── Task data ──

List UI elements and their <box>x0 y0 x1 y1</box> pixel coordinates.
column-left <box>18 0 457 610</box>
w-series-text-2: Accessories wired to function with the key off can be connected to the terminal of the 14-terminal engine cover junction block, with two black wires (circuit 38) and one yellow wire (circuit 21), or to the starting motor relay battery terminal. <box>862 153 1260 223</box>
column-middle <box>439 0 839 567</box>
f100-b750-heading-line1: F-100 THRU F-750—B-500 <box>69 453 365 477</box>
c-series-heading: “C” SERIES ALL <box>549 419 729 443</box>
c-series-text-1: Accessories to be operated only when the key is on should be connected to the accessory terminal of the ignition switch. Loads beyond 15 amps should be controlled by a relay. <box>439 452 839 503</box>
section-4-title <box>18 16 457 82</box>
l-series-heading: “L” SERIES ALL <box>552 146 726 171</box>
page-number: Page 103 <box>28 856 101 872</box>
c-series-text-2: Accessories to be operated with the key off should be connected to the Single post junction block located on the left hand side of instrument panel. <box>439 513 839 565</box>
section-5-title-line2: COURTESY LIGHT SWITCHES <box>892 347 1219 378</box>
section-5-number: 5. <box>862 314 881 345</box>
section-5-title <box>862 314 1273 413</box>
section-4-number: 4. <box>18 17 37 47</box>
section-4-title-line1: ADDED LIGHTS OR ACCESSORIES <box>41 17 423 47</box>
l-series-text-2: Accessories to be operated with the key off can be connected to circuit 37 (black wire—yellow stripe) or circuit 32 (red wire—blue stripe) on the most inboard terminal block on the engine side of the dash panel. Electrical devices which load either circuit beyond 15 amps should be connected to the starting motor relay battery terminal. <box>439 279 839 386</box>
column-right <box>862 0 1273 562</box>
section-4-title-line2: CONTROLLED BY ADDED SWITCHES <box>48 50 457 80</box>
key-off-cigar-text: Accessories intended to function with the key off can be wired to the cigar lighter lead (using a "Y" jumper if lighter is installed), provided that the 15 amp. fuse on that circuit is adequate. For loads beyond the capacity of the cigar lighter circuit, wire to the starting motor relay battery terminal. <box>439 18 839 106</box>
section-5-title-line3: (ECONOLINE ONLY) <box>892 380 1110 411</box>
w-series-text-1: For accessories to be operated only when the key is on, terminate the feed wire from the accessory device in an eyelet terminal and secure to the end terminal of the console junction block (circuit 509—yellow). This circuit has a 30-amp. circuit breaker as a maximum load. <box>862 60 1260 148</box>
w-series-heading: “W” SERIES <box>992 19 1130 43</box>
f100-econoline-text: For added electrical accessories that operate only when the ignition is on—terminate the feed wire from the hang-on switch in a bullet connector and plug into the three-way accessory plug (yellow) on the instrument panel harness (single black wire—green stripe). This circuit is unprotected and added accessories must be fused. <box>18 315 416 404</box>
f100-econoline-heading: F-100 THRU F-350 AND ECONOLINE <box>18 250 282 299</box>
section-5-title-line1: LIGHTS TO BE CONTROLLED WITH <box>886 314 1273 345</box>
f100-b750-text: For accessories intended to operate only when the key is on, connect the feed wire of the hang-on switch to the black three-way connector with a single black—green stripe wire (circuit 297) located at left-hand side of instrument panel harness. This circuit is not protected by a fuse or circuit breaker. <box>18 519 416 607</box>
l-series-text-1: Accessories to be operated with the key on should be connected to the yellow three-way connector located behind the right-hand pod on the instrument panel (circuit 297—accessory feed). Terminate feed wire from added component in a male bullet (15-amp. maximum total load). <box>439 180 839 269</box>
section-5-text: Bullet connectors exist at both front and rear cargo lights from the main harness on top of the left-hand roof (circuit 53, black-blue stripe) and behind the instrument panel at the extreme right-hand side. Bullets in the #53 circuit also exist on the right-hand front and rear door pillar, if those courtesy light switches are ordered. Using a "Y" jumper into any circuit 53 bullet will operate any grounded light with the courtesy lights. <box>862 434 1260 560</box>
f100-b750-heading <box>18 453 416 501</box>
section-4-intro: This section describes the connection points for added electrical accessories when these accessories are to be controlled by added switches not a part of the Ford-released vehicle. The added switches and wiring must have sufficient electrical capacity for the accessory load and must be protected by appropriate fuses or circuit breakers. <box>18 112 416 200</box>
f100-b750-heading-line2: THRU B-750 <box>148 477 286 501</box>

───

:: Description of the task ::
Please reproduce, word for word, the rows from the first one through the row containing "section-4-title-line1: ADDED LIGHTS", including both of them.

:: Expected answer ::
List UI elements and their <box>x0 y0 x1 y1</box> pixel coordinates.
column-left <box>18 0 457 610</box>
w-series-text-2: Accessories wired to function with the key off can be connected to the terminal of the 14-terminal engine cover junction block, with two black wires (circuit 38) and one yellow wire (circuit 21), or to the starting motor relay battery terminal. <box>862 153 1260 223</box>
column-middle <box>439 0 839 567</box>
f100-b750-heading-line1: F-100 THRU F-750—B-500 <box>69 453 365 477</box>
c-series-heading: “C” SERIES ALL <box>549 419 729 443</box>
c-series-text-1: Accessories to be operated only when the key is on should be connected to the accessory terminal of the ignition switch. Loads beyond 15 amps should be controlled by a relay. <box>439 452 839 503</box>
section-4-title <box>18 16 457 82</box>
l-series-heading: “L” SERIES ALL <box>552 146 726 171</box>
page-number: Page 103 <box>28 856 101 872</box>
c-series-text-2: Accessories to be operated with the key off should be connected to the Single post junction block located on the left hand side of instrument panel. <box>439 513 839 565</box>
section-5-title-line2: COURTESY LIGHT SWITCHES <box>892 347 1219 378</box>
section-5-number: 5. <box>862 314 881 345</box>
section-5-title <box>862 314 1273 413</box>
section-4-number: 4. <box>18 17 37 47</box>
section-4-title-line1: ADDED LIGHTS OR ACCESSORIES <box>41 17 423 47</box>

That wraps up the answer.